STATED EXERCISE: Reproduce each of the lines word for word.

RAW RECORDS:
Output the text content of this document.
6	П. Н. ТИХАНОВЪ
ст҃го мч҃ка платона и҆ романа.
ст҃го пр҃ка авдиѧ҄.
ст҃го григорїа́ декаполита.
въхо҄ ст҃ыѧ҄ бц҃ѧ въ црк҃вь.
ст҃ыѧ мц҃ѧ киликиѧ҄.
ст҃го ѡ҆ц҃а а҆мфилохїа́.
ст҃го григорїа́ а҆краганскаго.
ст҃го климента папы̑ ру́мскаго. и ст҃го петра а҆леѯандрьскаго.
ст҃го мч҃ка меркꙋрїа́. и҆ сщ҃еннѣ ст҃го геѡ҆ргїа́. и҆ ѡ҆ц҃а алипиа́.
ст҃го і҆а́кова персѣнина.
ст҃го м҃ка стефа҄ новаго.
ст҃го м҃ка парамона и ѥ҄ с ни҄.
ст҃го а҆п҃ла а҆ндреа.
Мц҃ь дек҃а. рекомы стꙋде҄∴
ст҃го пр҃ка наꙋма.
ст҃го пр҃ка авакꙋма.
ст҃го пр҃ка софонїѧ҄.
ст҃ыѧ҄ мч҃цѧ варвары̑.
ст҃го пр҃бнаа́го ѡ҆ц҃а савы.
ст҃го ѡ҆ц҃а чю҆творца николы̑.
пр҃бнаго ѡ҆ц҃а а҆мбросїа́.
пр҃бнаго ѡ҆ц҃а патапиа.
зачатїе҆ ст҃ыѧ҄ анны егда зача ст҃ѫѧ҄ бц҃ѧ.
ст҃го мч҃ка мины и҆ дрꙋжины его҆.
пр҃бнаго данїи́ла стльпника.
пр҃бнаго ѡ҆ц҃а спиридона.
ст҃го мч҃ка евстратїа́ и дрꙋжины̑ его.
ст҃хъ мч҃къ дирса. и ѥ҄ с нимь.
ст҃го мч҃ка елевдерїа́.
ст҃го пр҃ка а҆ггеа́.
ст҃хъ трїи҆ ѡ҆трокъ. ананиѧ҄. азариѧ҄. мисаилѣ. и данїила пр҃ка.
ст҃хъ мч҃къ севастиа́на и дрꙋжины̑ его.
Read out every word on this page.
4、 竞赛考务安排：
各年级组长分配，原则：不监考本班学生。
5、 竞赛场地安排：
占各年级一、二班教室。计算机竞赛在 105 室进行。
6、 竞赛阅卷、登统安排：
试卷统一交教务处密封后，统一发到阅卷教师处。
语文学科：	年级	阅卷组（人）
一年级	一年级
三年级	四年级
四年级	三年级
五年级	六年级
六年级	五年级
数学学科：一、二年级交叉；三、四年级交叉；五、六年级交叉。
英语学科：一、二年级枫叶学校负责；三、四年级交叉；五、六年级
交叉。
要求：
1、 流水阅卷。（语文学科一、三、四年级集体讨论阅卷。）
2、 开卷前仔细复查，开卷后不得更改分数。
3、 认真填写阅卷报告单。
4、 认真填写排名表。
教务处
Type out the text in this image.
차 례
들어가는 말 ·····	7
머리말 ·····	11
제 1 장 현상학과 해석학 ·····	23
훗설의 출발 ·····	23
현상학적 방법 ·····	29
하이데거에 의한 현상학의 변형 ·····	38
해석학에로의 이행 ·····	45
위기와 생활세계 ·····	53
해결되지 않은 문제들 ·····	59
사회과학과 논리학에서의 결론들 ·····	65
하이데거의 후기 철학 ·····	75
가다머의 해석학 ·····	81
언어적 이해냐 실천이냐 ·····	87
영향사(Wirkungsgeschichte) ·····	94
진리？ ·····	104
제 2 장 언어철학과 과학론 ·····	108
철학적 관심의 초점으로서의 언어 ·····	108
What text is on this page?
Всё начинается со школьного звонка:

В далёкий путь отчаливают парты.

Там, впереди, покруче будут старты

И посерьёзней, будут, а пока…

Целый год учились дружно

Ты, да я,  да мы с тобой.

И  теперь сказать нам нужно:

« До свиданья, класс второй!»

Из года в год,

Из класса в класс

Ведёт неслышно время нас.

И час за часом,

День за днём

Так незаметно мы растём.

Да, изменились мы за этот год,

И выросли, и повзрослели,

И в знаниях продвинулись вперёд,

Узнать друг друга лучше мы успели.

TASK SOLUTION:
Output the text content of this document.
6	П. Н. ТИХАНОВЪ
ст҃го мч҃ка платона и҆ романа.
ст҃го пр҃ка авдиѧ҄.
ст҃го григорїа́ декаполита.
въхо҄ ст҃ыѧ҄ бц҃ѧ въ црк҃вь.
ст҃ыѧ мц҃ѧ киликиѧ҄.
ст҃го ѡ҆ц҃а а҆мфилохїа́.
ст҃го григорїа́ а҆краганскаго.
ст҃го климента папы̑ ру́мскаго. и ст҃го петра а҆леѯандрьскаго.
ст҃го мч҃ка меркꙋрїа́. и҆ сщ҃еннѣ ст҃го геѡ҆ргїа́. и҆ ѡ҆ц҃а алипиа́.
ст҃го і҆а́кова персѣнина.
ст҃го м҃ка стефа҄ новаго.
ст҃го м҃ка парамона и ѥ҄ с ни҄.
ст҃го а҆п҃ла а҆ндреа.
Мц҃ь дек҃а. рекомы стꙋде҄∴
ст҃го пр҃ка наꙋма.
ст҃го пр҃ка авакꙋма.
ст҃го пр҃ка софонїѧ҄.
ст҃ыѧ҄ мч҃цѧ варвары̑.
ст҃го пр҃бнаа́го ѡ҆ц҃а савы.
ст҃го ѡ҆ц҃а чю҆творца николы̑.
пр҃бнаго ѡ҆ц҃а а҆мбросїа́.
пр҃бнаго ѡ҆ц҃а патапиа.
зачатїе҆ ст҃ыѧ҄ анны егда зача ст҃ѫѧ҄ бц҃ѧ.
ст҃го мч҃ка мины и҆ дрꙋжины его҆.
пр҃бнаго данїи́ла стльпника.
пр҃бнаго ѡ҆ц҃а спиридона.
ст҃го мч҃ка евстратїа́ и дрꙋжины̑ его.
ст҃хъ мч҃къ дирса. и ѥ҄ с нимь.
ст҃го мч҃ка елевдерїа́.
ст҃го пр҃ка а҆ггеа́.
ст҃хъ трїи҆ ѡ҆трокъ. ананиѧ҄. азариѧ҄. мисаилѣ. и данїила пр҃ка.
ст҃хъ мч҃къ севастиа́на и дрꙋжины̑ его.
Read out every word on this page.
4、 竞赛考务安排：
各年级组长分配，原则：不监考本班学生。
5、 竞赛场地安排：
占各年级一、二班教室。计算机竞赛在 105 室进行。
6、 竞赛阅卷、登统安排：
试卷统一交教务处密封后，统一发到阅卷教师处。
语文学科：	年级	阅卷组（人）
一年级	一年级
三年级	四年级
四年级	三年级
五年级	六年级
六年级	五年级
数学学科：一、二年级交叉；三、四年级交叉；五、六年级交叉。
英语学科：一、二年级枫叶学校负责；三、四年级交叉；五、六年级
交叉。
要求：
1、 流水阅卷。（语文学科一、三、四年级集体讨论阅卷。）
2、 开卷前仔细复查，开卷后不得更改分数。
3、 认真填写阅卷报告单。
4、 认真填写排名表。
教务处
Type out the text in this image.
차 례
들어가는 말 ·····	7
머리말 ·····	11
제 1 장 현상학과 해석학 ·····	23
훗설의 출발 ·····	23
현상학적 방법 ·····	29
하이데거에 의한 현상학의 변형 ·····	38
해석학에로의 이행 ·····	45
위기와 생활세계 ·····	53
해결되지 않은 문제들 ·····	59
사회과학과 논리학에서의 결론들 ·····	65
하이데거의 후기 철학 ·····	75
가다머의 해석학 ·····	81
언어적 이해냐 실천이냐 ·····	87
영향사(Wirkungsgeschichte) ·····	94
진리？ ·····	104
제 2 장 언어철학과 과학론 ·····	108
철학적 관심의 초점으로서의 언어 ·····	108
What text is on this page?
Всё начинается со школьного звонка:

В далёкий путь отчаливают парты.

Там, впереди, покруче будут старты

И посерьёзней, будут, а пока…

Целый год учились дружно

Ты, да я,  да мы с тобой.

И  теперь сказать нам нужно:

« До свиданья, класс второй!»

Из года в год,

Из класса в класс

Ведёт неслышно время нас.

И час за часом,

День за днём

Так незаметно мы растём.

Да, изменились мы за этот год,

И выросли, и повзрослели,

И в знаниях продвинулись вперёд,

Узнать друг друга лучше мы успели.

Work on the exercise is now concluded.